Set problem: Images embedded in the records are excluded; print everything else exactly as given.

Record set:

— start —

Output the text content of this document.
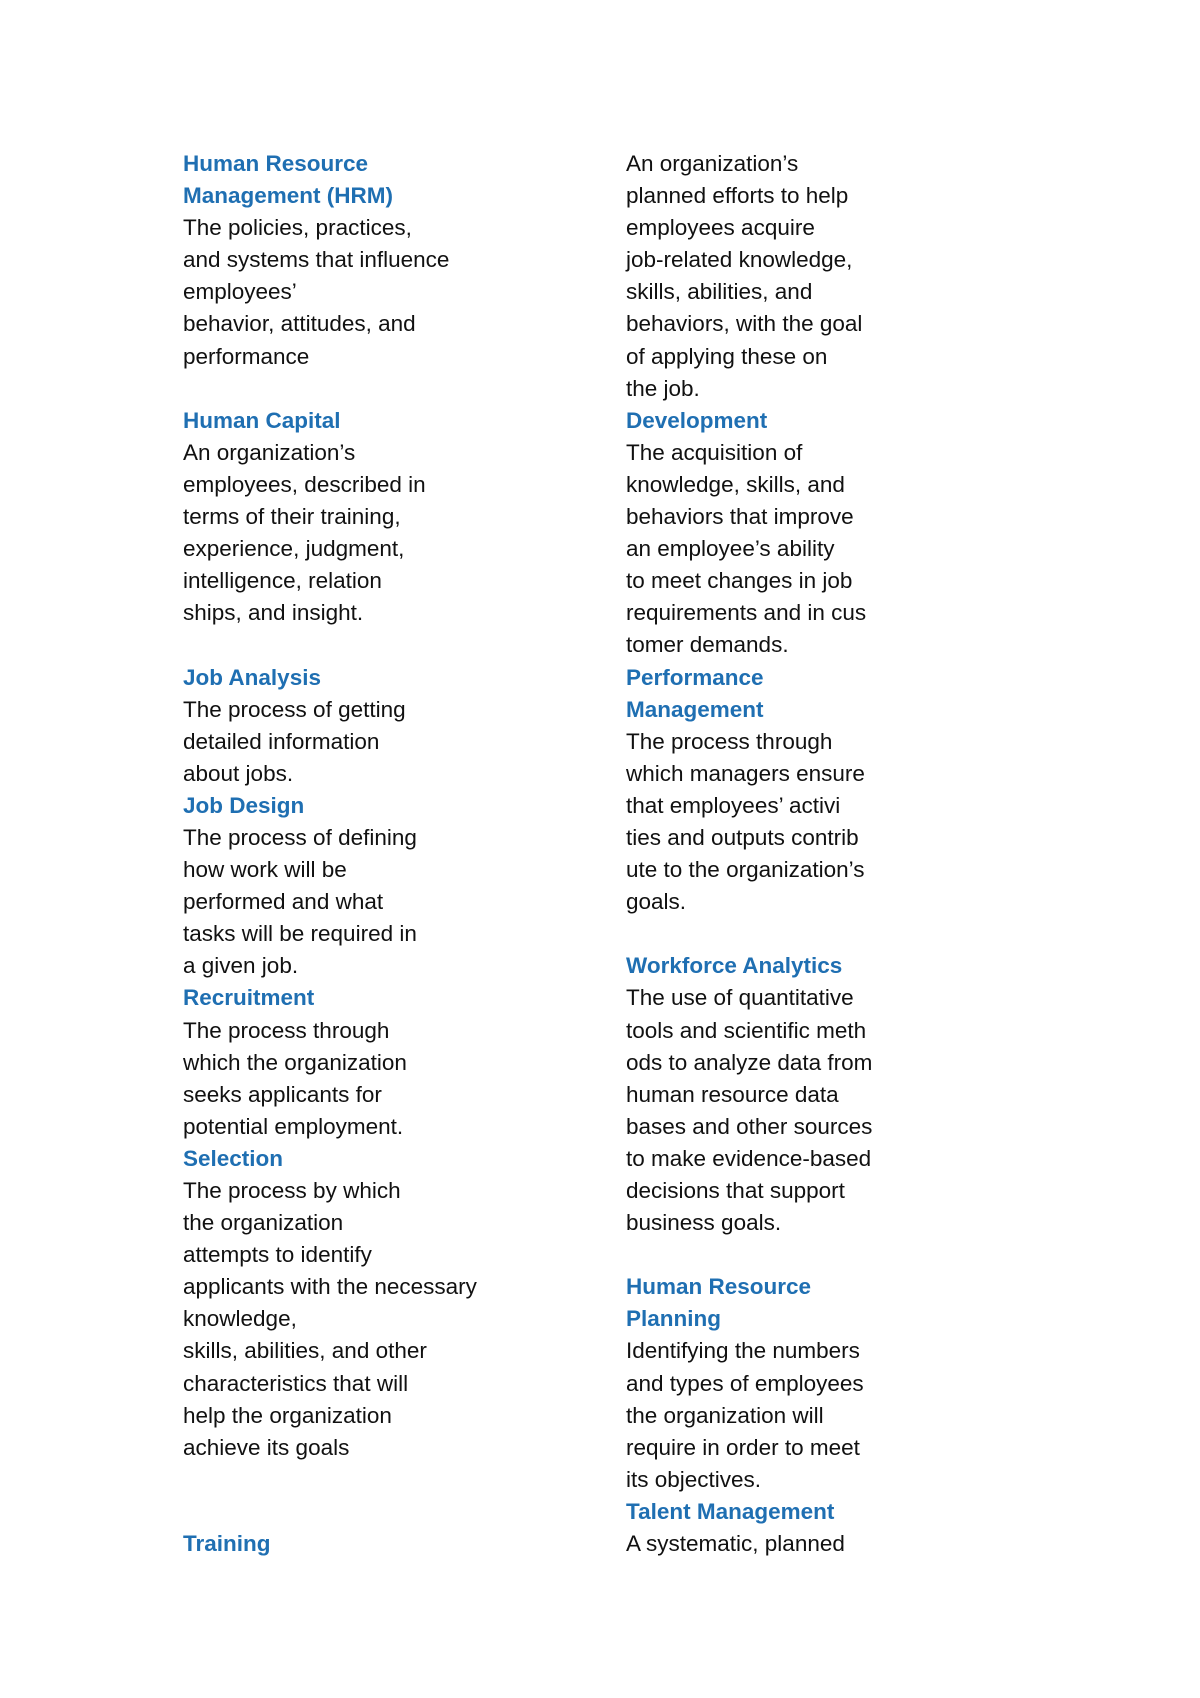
Human Resource
Management (HRM)
The policies, practices,
and systems that influence
employees’
behavior, attitudes, and
performance
Human Capital
An organization’s
employees, described in
terms of their training,
experience, judgment,
intelligence, relation
ships, and insight.
Job Analysis
The process of getting
detailed information
about jobs.
Job Design
The process of defining
how work will be
performed and what
tasks will be required in
a given job.
Recruitment
The process through
which the organization
seeks applicants for
potential employment.
Selection
The process by which
the organization
attempts to identify
applicants with the necessary
knowledge,
skills, abilities, and other
characteristics that will
help the organization
achieve its goals
Training
An organization’s
planned efforts to help
employees acquire
job-related knowledge,
skills, abilities, and
behaviors, with the goal
of applying these on
the job.
Development
The acquisition of
knowledge, skills, and
behaviors that improve
an employee’s ability
to meet changes in job
requirements and in cus
tomer demands.
Performance
Management
The process through
which managers ensure
that employees’ activi
ties and outputs contrib
ute to the organization’s
goals.
Workforce Analytics
The use of quantitative
tools and scientific meth
ods to analyze data from
human resource data
bases and other sources
to make evidence-based
decisions that support
business goals.
Human Resource
Planning
Identifying the numbers
and types of employees
the organization will
require in order to meet
its objectives.
Talent Management
A systematic, planned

— end —

Solution to the exercise:
Output the text content of this document.
Human Resource
Management (HRM)
The policies, practices,
and systems that influence
employees’
behavior, attitudes, and
performance
Human Capital
An organization’s
employees, described in
terms of their training,
experience, judgment,
intelligence, relation
ships, and insight.
Job Analysis
The process of getting
detailed information
about jobs.
Job Design
The process of defining
how work will be
performed and what
tasks will be required in
a given job.
Recruitment
The process through
which the organization
seeks applicants for
potential employment.
Selection
The process by which
the organization
attempts to identify
applicants with the necessary
knowledge,
skills, abilities, and other
characteristics that will
help the organization
achieve its goals
Training
An organization’s
planned efforts to help
employees acquire
job-related knowledge,
skills, abilities, and
behaviors, with the goal
of applying these on
the job.
Development
The acquisition of
knowledge, skills, and
behaviors that improve
an employee’s ability
to meet changes in job
requirements and in cus
tomer demands.
Performance
Management
The process through
which managers ensure
that employees’ activi
ties and outputs contrib
ute to the organization’s
goals.
Workforce Analytics
The use of quantitative
tools and scientific meth
ods to analyze data from
human resource data
bases and other sources
to make evidence-based
decisions that support
business goals.
Human Resource
Planning
Identifying the numbers
and types of employees
the organization will
require in order to meet
its objectives.
Talent Management
A systematic, planned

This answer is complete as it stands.